### Short problem
Pull out from the material below all lines with "TradingView".

### Data for this exercise

--- BEGIN ---

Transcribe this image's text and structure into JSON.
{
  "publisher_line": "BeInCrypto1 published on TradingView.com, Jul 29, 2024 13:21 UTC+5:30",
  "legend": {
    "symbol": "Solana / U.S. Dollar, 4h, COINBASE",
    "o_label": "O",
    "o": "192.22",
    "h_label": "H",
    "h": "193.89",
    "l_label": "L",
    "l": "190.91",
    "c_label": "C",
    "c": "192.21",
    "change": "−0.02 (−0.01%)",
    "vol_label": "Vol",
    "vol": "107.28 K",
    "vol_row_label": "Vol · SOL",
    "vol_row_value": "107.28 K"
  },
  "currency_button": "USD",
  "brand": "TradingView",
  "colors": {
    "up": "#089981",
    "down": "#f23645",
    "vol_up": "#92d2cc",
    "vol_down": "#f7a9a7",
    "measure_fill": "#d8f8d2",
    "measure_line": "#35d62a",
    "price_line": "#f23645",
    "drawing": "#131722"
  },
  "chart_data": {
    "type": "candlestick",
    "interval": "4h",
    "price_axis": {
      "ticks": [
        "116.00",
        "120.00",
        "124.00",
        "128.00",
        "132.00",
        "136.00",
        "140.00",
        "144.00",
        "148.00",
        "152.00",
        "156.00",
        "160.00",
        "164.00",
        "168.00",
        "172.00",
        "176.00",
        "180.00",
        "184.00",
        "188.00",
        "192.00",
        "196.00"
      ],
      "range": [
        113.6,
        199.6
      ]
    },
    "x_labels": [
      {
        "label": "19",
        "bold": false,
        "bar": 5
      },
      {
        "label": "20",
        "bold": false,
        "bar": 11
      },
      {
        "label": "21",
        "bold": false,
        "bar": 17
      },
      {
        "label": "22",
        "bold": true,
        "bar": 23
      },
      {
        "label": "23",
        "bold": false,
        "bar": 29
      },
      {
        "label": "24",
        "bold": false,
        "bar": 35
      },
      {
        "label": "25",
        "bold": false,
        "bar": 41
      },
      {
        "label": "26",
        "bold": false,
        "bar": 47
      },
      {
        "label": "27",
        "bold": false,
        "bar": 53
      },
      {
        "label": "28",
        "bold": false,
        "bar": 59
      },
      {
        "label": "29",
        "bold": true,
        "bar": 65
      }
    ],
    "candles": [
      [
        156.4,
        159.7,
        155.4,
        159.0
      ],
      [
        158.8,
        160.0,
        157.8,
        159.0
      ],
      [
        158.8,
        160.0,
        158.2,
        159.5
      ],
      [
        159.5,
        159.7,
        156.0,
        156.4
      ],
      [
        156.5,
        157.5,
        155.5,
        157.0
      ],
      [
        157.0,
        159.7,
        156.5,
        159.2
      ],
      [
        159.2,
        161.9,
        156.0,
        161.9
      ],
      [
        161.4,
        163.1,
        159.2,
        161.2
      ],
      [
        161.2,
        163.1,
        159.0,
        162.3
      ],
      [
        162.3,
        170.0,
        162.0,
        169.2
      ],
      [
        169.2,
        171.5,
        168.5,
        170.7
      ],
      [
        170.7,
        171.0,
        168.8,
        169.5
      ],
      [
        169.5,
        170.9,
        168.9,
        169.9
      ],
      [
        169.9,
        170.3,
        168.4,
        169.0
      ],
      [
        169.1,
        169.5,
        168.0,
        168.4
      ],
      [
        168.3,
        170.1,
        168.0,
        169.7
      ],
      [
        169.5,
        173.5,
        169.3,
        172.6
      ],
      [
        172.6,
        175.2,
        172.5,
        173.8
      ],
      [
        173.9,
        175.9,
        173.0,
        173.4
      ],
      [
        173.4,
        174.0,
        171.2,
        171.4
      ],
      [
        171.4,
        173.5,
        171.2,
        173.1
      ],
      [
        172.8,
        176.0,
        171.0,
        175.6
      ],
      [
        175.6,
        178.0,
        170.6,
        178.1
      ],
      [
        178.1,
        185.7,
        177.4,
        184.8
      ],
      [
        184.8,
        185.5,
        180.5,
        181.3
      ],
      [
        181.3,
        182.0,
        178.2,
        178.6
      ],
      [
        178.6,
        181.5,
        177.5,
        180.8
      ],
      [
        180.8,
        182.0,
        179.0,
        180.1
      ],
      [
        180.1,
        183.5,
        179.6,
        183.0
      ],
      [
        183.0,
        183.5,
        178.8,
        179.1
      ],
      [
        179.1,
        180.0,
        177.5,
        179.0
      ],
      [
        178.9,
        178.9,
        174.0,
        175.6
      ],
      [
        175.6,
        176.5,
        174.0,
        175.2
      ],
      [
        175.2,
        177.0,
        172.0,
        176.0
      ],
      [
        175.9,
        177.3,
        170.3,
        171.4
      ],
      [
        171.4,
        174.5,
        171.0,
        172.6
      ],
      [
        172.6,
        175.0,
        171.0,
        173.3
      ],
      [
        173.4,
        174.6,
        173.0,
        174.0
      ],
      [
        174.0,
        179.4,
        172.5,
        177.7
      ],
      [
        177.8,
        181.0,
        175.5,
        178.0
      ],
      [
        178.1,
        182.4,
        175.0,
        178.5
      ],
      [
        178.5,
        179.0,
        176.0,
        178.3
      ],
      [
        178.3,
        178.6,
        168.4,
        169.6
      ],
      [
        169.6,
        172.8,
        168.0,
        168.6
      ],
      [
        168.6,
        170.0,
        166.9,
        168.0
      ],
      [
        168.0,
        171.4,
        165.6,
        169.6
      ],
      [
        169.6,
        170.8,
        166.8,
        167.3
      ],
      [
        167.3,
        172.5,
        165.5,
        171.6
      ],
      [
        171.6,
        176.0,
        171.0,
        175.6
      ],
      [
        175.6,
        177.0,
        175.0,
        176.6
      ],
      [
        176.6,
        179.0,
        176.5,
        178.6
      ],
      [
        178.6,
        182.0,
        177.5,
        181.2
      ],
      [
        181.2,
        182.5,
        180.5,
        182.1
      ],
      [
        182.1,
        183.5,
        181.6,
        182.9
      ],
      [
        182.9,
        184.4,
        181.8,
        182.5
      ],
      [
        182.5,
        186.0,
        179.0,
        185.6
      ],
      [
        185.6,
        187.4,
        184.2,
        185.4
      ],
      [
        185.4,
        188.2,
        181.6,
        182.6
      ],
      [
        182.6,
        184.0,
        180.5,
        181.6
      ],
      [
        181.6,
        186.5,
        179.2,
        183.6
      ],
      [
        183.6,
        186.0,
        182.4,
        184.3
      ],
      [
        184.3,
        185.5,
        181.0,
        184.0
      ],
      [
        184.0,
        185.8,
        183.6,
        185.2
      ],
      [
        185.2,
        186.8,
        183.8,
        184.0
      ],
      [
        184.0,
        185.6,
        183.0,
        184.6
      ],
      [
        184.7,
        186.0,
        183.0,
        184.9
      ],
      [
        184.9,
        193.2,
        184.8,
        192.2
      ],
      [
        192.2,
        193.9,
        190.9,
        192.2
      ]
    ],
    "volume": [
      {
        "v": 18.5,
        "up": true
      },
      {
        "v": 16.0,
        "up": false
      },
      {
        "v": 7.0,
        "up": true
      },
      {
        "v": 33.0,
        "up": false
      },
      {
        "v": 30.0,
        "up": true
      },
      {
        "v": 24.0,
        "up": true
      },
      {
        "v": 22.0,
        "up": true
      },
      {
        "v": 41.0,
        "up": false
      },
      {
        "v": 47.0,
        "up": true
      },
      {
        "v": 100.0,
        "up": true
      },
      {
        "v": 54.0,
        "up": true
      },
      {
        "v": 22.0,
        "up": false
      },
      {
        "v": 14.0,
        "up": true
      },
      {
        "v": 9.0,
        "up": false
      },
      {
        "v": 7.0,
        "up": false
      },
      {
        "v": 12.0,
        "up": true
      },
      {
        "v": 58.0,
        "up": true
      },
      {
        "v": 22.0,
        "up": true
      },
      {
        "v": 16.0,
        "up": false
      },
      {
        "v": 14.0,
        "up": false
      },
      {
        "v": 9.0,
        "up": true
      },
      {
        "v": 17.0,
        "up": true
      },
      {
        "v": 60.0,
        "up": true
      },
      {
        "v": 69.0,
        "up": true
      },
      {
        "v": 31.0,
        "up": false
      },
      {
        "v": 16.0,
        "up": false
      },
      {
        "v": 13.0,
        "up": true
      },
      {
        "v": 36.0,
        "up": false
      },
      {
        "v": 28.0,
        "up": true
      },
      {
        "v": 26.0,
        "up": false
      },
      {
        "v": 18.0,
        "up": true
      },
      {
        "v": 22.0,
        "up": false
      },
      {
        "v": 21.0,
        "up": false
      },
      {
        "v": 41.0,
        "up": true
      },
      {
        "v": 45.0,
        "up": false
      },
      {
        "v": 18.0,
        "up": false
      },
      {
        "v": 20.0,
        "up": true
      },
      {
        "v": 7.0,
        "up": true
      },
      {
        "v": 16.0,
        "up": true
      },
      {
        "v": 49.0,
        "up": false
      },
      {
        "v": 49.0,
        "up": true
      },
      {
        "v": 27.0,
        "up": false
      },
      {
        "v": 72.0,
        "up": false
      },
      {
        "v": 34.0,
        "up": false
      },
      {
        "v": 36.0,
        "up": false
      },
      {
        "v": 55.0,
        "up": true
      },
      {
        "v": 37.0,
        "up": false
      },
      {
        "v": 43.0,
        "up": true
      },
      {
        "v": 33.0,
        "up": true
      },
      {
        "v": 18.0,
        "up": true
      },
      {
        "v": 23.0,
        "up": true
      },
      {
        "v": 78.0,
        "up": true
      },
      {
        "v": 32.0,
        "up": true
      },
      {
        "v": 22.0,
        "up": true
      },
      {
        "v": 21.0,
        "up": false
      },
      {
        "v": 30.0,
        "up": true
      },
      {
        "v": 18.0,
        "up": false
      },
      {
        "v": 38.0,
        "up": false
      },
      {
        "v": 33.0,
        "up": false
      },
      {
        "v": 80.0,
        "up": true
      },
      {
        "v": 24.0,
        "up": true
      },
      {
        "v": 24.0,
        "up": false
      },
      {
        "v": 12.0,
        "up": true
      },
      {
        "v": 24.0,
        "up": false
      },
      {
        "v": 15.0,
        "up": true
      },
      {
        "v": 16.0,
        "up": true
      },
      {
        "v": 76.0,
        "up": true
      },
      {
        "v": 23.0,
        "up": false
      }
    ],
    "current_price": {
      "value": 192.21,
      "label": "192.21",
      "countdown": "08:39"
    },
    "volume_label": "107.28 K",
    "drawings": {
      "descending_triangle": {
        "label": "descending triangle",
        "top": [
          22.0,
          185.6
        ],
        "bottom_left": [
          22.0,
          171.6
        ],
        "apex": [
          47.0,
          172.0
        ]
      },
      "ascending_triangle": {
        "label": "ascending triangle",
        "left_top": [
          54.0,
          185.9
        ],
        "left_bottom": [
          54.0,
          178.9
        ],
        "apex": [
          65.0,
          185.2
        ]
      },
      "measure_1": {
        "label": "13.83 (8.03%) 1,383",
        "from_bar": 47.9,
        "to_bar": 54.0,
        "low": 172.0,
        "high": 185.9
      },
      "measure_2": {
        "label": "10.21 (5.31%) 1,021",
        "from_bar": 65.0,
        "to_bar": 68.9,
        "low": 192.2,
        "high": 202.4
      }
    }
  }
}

--- END ---

### Task result
  "publisher_line": "BeInCrypto1 published on TradingView.com, Jul 29, 2024 13:21 UTC+5:30",
  "brand": "TradingView",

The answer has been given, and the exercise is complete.